■ OBJECTIVE ■
Format the items below, from the first line through the line containing "streamline-arrow [317, 66, 321, 71]", as a JSON list of strings with one string per line and blank lines omitted.

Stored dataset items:
-- start --

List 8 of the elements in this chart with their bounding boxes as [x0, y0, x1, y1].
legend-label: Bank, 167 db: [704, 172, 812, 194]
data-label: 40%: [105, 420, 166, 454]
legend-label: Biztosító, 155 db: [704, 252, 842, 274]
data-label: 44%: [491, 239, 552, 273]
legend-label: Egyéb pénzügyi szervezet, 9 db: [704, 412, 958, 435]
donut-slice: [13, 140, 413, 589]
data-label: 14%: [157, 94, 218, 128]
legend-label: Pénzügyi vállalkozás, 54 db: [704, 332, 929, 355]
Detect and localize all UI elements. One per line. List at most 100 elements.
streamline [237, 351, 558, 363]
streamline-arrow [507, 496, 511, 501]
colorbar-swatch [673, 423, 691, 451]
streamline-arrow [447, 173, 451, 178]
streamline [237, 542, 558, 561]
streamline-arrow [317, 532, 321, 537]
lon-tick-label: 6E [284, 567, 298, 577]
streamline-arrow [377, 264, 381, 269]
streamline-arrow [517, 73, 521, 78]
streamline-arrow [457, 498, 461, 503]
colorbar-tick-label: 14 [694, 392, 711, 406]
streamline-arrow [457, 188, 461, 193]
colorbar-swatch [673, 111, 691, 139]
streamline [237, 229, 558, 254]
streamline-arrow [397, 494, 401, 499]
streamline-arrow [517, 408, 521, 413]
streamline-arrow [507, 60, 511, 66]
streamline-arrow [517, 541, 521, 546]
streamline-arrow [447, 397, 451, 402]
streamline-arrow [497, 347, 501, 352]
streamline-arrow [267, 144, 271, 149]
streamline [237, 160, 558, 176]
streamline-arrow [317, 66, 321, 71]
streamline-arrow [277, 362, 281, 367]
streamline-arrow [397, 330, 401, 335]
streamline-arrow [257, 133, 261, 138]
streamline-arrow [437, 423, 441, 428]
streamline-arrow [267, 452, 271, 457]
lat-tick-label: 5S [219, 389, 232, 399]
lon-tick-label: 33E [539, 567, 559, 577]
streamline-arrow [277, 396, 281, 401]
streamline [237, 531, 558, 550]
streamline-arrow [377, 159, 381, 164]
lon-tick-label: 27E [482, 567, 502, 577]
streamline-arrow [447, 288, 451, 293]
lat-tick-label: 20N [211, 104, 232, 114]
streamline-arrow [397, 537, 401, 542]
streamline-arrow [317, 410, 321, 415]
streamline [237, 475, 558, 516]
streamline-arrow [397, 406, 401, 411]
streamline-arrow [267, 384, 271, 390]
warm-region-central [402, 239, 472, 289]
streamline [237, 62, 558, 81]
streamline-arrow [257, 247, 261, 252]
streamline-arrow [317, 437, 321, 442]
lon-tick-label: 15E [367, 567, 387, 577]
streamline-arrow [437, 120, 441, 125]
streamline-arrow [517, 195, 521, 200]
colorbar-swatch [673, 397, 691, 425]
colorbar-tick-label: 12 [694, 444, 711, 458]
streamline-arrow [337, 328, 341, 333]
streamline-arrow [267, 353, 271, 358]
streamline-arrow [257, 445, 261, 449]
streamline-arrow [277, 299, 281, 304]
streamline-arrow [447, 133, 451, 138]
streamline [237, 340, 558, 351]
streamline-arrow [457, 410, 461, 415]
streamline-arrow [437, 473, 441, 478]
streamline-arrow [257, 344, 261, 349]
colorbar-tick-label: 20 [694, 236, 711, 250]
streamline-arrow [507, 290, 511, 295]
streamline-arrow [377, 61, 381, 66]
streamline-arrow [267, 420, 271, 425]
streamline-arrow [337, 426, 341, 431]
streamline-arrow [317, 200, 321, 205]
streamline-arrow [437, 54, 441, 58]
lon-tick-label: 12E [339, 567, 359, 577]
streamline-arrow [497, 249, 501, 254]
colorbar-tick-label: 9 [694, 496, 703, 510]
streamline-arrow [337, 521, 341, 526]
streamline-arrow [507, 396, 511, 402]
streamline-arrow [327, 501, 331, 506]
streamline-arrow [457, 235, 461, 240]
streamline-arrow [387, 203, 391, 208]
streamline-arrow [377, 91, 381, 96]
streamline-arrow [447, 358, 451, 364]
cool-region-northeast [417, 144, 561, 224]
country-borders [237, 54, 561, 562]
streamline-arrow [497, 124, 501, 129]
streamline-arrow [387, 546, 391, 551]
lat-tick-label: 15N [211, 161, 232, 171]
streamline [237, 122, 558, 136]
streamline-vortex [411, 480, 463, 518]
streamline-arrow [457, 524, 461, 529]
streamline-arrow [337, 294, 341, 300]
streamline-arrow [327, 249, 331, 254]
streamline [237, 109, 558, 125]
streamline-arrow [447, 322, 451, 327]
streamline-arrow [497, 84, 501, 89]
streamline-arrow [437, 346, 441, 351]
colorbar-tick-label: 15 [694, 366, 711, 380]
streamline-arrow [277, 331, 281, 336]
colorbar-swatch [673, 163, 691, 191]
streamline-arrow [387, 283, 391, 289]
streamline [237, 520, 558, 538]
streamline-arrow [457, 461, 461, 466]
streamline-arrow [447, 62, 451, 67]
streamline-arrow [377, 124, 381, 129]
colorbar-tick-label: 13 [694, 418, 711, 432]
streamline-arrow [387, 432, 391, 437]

-- end --

■ REPLY ■
[
  "List 8 of the elements in this chart with their bounding boxes as [x0, y0, x1, y1].",
  "legend-label: Bank, 167 db: [704, 172, 812, 194]",
  "data-label: 40%: [105, 420, 166, 454]",
  "legend-label: Biztosító, 155 db: [704, 252, 842, 274]",
  "data-label: 44%: [491, 239, 552, 273]",
  "legend-label: Egyéb pénzügyi szervezet, 9 db: [704, 412, 958, 435]",
  "donut-slice: [13, 140, 413, 589]",
  "data-label: 14%: [157, 94, 218, 128]",
  "legend-label: Pénzügyi vállalkozás, 54 db: [704, 332, 929, 355]",
  "Detect and localize all UI elements. One per line. List at most 100 elements.",
  "streamline [237, 351, 558, 363]",
  "streamline-arrow [507, 496, 511, 501]",
  "colorbar-swatch [673, 423, 691, 451]",
  "streamline-arrow [447, 173, 451, 178]",
  "streamline [237, 542, 558, 561]",
  "streamline-arrow [317, 532, 321, 537]",
  "lon-tick-label: 6E [284, 567, 298, 577]",
  "streamline-arrow [377, 264, 381, 269]",
  "streamline-arrow [517, 73, 521, 78]",
  "streamline-arrow [457, 498, 461, 503]",
  "colorbar-tick-label: 14 [694, 392, 711, 406]",
  "streamline-arrow [457, 188, 461, 193]",
  "colorbar-swatch [673, 111, 691, 139]",
  "streamline [237, 229, 558, 254]",
  "streamline-arrow [397, 494, 401, 499]",
  "streamline-arrow [517, 408, 521, 413]",
  "streamline-arrow [507, 60, 511, 66]",
  "streamline-arrow [517, 541, 521, 546]",
  "streamline-arrow [447, 397, 451, 402]",
  "streamline-arrow [497, 347, 501, 352]",
  "streamline-arrow [267, 144, 271, 149]",
  "streamline [237, 160, 558, 176]",
  "streamline-arrow [317, 66, 321, 71]"
]